Written request: Output every entry exactly as given.

Entries supplied:
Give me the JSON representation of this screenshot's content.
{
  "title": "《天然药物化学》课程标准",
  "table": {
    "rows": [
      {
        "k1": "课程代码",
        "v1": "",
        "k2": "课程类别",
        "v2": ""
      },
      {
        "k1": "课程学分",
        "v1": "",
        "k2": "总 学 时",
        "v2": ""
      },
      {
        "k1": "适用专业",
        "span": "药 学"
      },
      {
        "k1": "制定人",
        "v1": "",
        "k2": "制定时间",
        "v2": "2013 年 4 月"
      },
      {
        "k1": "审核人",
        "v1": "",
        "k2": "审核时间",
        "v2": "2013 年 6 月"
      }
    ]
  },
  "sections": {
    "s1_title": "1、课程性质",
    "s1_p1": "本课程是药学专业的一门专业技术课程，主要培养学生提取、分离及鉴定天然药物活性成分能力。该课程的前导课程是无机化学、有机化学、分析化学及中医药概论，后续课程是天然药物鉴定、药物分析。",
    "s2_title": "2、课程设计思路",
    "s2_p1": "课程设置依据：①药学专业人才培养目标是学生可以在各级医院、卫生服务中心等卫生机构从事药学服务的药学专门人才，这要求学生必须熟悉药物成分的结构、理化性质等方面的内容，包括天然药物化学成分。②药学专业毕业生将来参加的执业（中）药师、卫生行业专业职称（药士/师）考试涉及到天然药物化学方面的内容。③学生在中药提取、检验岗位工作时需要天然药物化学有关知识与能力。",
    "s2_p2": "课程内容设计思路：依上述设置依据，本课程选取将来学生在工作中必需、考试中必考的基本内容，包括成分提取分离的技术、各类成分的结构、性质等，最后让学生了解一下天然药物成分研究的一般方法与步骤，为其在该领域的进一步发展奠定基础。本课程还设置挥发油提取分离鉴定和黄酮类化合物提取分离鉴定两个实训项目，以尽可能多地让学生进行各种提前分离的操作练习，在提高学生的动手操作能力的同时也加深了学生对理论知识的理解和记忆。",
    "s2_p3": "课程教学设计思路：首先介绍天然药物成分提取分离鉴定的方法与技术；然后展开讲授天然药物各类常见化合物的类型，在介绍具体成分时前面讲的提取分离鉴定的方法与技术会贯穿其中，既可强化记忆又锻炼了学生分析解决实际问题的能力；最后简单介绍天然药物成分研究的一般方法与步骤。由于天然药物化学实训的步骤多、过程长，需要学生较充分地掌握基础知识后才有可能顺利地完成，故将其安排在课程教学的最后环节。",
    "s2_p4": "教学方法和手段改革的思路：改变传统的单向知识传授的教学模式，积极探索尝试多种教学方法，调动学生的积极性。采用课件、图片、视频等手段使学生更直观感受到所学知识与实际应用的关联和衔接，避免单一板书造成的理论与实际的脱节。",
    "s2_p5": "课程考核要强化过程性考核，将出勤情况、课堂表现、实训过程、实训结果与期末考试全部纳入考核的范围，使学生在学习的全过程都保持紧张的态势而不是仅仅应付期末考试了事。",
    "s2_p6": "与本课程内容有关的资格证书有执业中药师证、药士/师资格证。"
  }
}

Exercise answer:
Give me the JSON representation of this screenshot's content.
{
  "title": "《天然药物化学》课程标准",
  "table": {
    "rows": [
      {
        "k1": "课程代码",
        "v1": "",
        "k2": "课程类别",
        "v2": ""
      },
      {
        "k1": "课程学分",
        "v1": "",
        "k2": "总 学 时",
        "v2": ""
      },
      {
        "k1": "适用专业",
        "span": "药 学"
      },
      {
        "k1": "制定人",
        "v1": "",
        "k2": "制定时间",
        "v2": "2013 年 4 月"
      },
      {
        "k1": "审核人",
        "v1": "",
        "k2": "审核时间",
        "v2": "2013 年 6 月"
      }
    ]
  },
  "sections": {
    "s1_title": "1、课程性质",
    "s1_p1": "本课程是药学专业的一门专业技术课程，主要培养学生提取、分离及鉴定天然药物活性成分能力。该课程的前导课程是无机化学、有机化学、分析化学及中医药概论，后续课程是天然药物鉴定、药物分析。",
    "s2_title": "2、课程设计思路",
    "s2_p1": "课程设置依据：①药学专业人才培养目标是学生可以在各级医院、卫生服务中心等卫生机构从事药学服务的药学专门人才，这要求学生必须熟悉药物成分的结构、理化性质等方面的内容，包括天然药物化学成分。②药学专业毕业生将来参加的执业（中）药师、卫生行业专业职称（药士/师）考试涉及到天然药物化学方面的内容。③学生在中药提取、检验岗位工作时需要天然药物化学有关知识与能力。",
    "s2_p2": "课程内容设计思路：依上述设置依据，本课程选取将来学生在工作中必需、考试中必考的基本内容，包括成分提取分离的技术、各类成分的结构、性质等，最后让学生了解一下天然药物成分研究的一般方法与步骤，为其在该领域的进一步发展奠定基础。本课程还设置挥发油提取分离鉴定和黄酮类化合物提取分离鉴定两个实训项目，以尽可能多地让学生进行各种提前分离的操作练习，在提高学生的动手操作能力的同时也加深了学生对理论知识的理解和记忆。",
    "s2_p3": "课程教学设计思路：首先介绍天然药物成分提取分离鉴定的方法与技术；然后展开讲授天然药物各类常见化合物的类型，在介绍具体成分时前面讲的提取分离鉴定的方法与技术会贯穿其中，既可强化记忆又锻炼了学生分析解决实际问题的能力；最后简单介绍天然药物成分研究的一般方法与步骤。由于天然药物化学实训的步骤多、过程长，需要学生较充分地掌握基础知识后才有可能顺利地完成，故将其安排在课程教学的最后环节。",
    "s2_p4": "教学方法和手段改革的思路：改变传统的单向知识传授的教学模式，积极探索尝试多种教学方法，调动学生的积极性。采用课件、图片、视频等手段使学生更直观感受到所学知识与实际应用的关联和衔接，避免单一板书造成的理论与实际的脱节。",
    "s2_p5": "课程考核要强化过程性考核，将出勤情况、课堂表现、实训过程、实训结果与期末考试全部纳入考核的范围，使学生在学习的全过程都保持紧张的态势而不是仅仅应付期末考试了事。",
    "s2_p6": "与本课程内容有关的资格证书有执业中药师证、药士/师资格证。"
  }
}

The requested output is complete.